Exercise description —
Lift every line from the entries that includes the word "page".

Task inputs —
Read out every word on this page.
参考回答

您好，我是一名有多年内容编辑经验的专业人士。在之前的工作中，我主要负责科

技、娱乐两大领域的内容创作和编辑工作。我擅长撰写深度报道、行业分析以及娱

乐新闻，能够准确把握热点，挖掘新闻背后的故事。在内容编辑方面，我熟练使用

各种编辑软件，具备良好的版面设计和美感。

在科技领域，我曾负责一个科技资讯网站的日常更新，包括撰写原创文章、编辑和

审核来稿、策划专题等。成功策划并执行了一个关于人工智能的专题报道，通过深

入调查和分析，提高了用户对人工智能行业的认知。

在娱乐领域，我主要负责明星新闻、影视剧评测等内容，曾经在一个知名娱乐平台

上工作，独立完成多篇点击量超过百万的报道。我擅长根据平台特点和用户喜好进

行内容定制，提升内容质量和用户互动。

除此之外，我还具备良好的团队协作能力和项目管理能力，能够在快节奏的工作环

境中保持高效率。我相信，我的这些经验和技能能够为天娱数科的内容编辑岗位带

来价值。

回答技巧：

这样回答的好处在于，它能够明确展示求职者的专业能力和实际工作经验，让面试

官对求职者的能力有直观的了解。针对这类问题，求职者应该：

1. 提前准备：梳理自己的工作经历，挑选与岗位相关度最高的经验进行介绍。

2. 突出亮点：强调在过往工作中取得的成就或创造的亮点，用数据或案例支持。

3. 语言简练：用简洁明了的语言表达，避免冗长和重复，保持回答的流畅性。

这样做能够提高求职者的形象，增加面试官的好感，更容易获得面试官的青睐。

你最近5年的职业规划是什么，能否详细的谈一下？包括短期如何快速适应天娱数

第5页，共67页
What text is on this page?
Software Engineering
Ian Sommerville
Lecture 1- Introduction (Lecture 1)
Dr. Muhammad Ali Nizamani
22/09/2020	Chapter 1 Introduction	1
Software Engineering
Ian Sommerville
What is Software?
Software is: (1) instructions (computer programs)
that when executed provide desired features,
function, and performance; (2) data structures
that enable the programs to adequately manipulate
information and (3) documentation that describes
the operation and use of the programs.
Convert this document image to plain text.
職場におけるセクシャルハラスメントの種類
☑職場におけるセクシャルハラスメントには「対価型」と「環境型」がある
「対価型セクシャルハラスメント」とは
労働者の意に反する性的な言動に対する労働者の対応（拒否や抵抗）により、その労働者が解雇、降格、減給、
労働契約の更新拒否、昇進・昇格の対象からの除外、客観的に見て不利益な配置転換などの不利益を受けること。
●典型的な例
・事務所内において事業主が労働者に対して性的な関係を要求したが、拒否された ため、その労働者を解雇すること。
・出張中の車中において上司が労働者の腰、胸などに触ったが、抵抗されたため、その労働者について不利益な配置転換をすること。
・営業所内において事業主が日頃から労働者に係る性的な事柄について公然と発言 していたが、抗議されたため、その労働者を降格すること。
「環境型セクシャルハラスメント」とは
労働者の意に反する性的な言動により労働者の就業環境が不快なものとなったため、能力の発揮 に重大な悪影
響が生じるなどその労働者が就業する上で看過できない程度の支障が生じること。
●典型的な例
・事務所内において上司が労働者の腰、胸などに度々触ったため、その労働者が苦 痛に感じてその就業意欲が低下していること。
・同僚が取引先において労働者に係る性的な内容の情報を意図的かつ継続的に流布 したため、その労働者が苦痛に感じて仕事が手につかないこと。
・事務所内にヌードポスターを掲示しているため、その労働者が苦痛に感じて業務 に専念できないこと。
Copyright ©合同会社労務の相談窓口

Exercise response —
Read out every word on this page.
What text is on this page?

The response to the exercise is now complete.